:: Exercise inputs ::
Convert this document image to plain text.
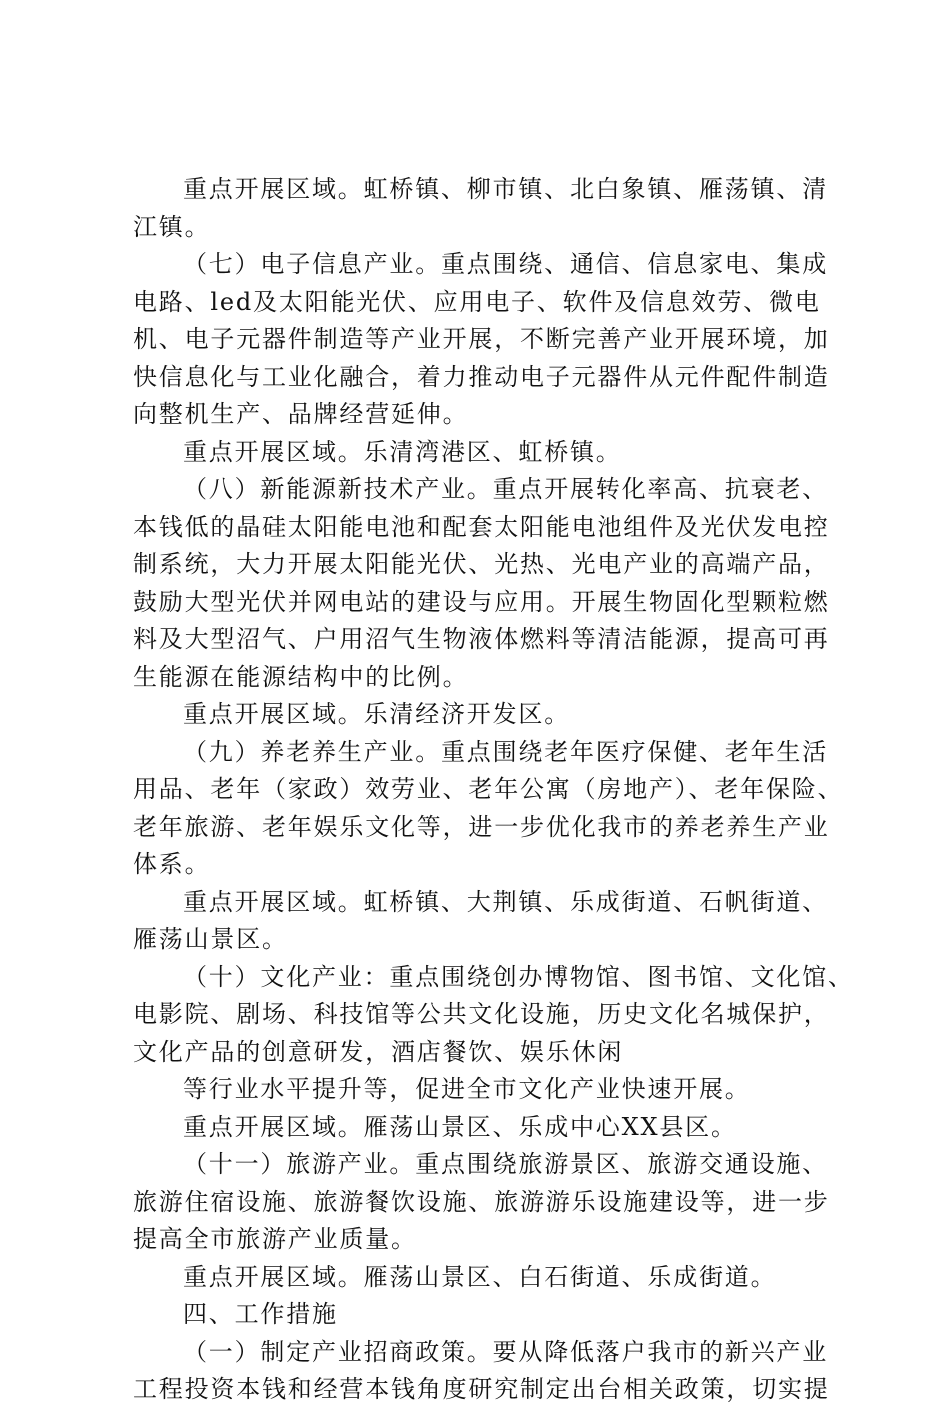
重点开展区域。虹桥镇、柳市镇、北白象镇、雁荡镇、清
江镇。
（七）电子信息产业。重点围绕、通信、信息家电、集成
电路、led及太阳能光伏、应用电子、软件及信息效劳、微电
机、电子元器件制造等产业开展，不断完善产业开展环境，加
快信息化与工业化融合，着力推动电子元器件从元件配件制造
向整机生产、品牌经营延伸。
重点开展区域。乐清湾港区、虹桥镇。
（八）新能源新技术产业。重点开展转化率高、抗衰老、
本钱低的晶硅太阳能电池和配套太阳能电池组件及光伏发电控
制系统，大力开展太阳能光伏、光热、光电产业的高端产品，
鼓励大型光伏并网电站的建设与应用。开展生物固化型颗粒燃
料及大型沼气、户用沼气生物液体燃料等清洁能源，提高可再
生能源在能源结构中的比例。
重点开展区域。乐清经济开发区。
（九）养老养生产业。重点围绕老年医疗保健、老年生活
用品、老年（家政）效劳业、老年公寓（房地产）、老年保险、
老年旅游、老年娱乐文化等，进一步优化我市的养老养生产业
体系。
重点开展区域。虹桥镇、大荆镇、乐成街道、石帆街道、
雁荡山景区。
（十）文化产业：重点围绕创办博物馆、图书馆、文化馆、
电影院、剧场、科技馆等公共文化设施，历史文化名城保护，
文化产品的创意研发，酒店餐饮、娱乐休闲
等行业水平提升等，促进全市文化产业快速开展。
重点开展区域。雁荡山景区、乐成中心XX县区。
（十一）旅游产业。重点围绕旅游景区、旅游交通设施、
旅游住宿设施、旅游餐饮设施、旅游游乐设施建设等，进一步
提高全市旅游产业质量。
重点开展区域。雁荡山景区、白石街道、乐成街道。
四、工作措施
（一）制定产业招商政策。要从降低落户我市的新兴产业
工程投资本钱和经营本钱角度研究制定出台相关政策，切实提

:: Stated goal ::
Of the lines above, how many hold the word "重点开展区域"? Say the number alone.

:: Complete output ::
6